WRITTEN REQUEST 1: Reproduce the rows word for word, everything from their first line down to the line containing "Text: .047: .047 xyxy=(20,313,49,326)".

┌─ SELECTION

The workers were real tired by then. Working in the heat all day then well past midnight before they were trying to figure out the issue was. Stirred up some old ghosts of working a full from sunrise to……sunrise again. I had worked all day too but not in the heat. We were all whipped by 5am. 

The insta-flood setting on the headlamp kept me from tripping over my own feet by 2am CG. Apparently that one is popular with mechanics but I find it very handy for home repairs, at work at night or just taking a stroll in the woods.


----------



## scout24 (Aug 13, 2019)

Nice beamshots, Bykfixer. 👍


----------



## id30209 (Aug 13, 2019)

^^^ and interesting read.


----------



## greenpondmike (Aug 14, 2019)

I like that maglite and the headlight the best. All of them were neat bykfixer. Cool beamshots--I like beamshots.


----------



## Nitroz (Aug 14, 2019)

That headlight is an awesome design with the filter to turn the spot beam into flood. Nice! 

Sent from my SM-G965U1 using Candlepowerforums mobile app


----------



## KITROBASKIN (Aug 14, 2019)

└─
┌─ RECORDS TO PROCESS

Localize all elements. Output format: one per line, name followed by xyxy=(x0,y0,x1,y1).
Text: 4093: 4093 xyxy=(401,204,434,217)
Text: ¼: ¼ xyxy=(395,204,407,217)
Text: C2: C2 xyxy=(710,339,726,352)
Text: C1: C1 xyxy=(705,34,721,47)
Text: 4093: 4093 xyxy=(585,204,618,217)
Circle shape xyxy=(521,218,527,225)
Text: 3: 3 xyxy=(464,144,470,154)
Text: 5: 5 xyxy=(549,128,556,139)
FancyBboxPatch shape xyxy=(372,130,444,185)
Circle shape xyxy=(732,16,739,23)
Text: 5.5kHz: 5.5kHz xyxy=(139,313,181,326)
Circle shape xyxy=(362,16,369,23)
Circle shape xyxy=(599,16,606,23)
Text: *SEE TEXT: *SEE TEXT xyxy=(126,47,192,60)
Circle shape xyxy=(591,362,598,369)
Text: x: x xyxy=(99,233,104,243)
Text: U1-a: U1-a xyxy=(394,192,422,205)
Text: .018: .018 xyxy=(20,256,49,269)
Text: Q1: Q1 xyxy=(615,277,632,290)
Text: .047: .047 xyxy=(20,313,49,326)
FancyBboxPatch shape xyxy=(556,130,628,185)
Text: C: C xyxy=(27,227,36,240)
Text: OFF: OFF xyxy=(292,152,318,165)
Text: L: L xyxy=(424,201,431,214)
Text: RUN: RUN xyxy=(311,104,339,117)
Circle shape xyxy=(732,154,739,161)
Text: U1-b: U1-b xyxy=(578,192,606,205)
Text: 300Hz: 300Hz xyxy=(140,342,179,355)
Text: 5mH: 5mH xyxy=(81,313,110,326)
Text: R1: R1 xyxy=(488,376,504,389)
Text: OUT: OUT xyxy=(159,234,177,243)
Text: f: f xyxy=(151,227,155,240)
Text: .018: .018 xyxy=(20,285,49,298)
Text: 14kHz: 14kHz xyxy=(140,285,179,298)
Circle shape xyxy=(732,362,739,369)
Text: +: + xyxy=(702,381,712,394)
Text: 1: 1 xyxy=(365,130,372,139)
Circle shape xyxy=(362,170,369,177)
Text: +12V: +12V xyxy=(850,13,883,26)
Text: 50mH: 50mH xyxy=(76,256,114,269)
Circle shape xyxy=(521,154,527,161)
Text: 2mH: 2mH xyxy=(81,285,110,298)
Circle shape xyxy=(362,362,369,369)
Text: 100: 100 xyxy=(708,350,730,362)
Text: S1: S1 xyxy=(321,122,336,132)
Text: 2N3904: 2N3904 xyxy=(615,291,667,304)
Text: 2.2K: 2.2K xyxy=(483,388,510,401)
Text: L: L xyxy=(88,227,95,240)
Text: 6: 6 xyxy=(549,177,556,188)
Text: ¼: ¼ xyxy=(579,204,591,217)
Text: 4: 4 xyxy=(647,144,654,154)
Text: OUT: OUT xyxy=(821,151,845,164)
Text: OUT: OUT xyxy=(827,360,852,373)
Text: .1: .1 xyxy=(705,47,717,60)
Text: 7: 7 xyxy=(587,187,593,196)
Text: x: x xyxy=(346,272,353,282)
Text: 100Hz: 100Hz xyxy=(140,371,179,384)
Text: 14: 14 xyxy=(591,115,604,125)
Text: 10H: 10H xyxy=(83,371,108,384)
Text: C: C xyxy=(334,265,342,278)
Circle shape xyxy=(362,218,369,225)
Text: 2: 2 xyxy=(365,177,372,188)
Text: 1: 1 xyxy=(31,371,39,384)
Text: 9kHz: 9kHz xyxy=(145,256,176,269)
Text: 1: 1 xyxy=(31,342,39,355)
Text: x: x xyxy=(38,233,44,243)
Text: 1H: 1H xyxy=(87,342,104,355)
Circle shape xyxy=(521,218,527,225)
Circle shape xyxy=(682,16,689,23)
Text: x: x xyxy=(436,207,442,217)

└─

WRITTEN REQUEST 2: Translate this sentence from the flashlight forum thread above into Spanish: "That headlight is an awesome design with the filter to turn the spot beam into flood."

WRITTEN RESPONSE 1:
Localize all elements. Output format: one per line, name followed by xyxy=(x0,y0,x1,y1).
Text: 4093: 4093 xyxy=(401,204,434,217)
Text: ¼: ¼ xyxy=(395,204,407,217)
Text: C2: C2 xyxy=(710,339,726,352)
Text: C1: C1 xyxy=(705,34,721,47)
Text: 4093: 4093 xyxy=(585,204,618,217)
Circle shape xyxy=(521,218,527,225)
Text: 3: 3 xyxy=(464,144,470,154)
Text: 5: 5 xyxy=(549,128,556,139)
FancyBboxPatch shape xyxy=(372,130,444,185)
Circle shape xyxy=(732,16,739,23)
Text: 5.5kHz: 5.5kHz xyxy=(139,313,181,326)
Circle shape xyxy=(362,16,369,23)
Circle shape xyxy=(599,16,606,23)
Text: *SEE TEXT: *SEE TEXT xyxy=(126,47,192,60)
Circle shape xyxy=(591,362,598,369)
Text: x: x xyxy=(99,233,104,243)
Text: U1-a: U1-a xyxy=(394,192,422,205)
Text: .018: .018 xyxy=(20,256,49,269)
Text: Q1: Q1 xyxy=(615,277,632,290)
Text: .047: .047 xyxy=(20,313,49,326)

WRITTEN RESPONSE 2: Esa linterna frontal tiene un diseño increíble, con el filtro para convertir el haz concentrado en haz amplio.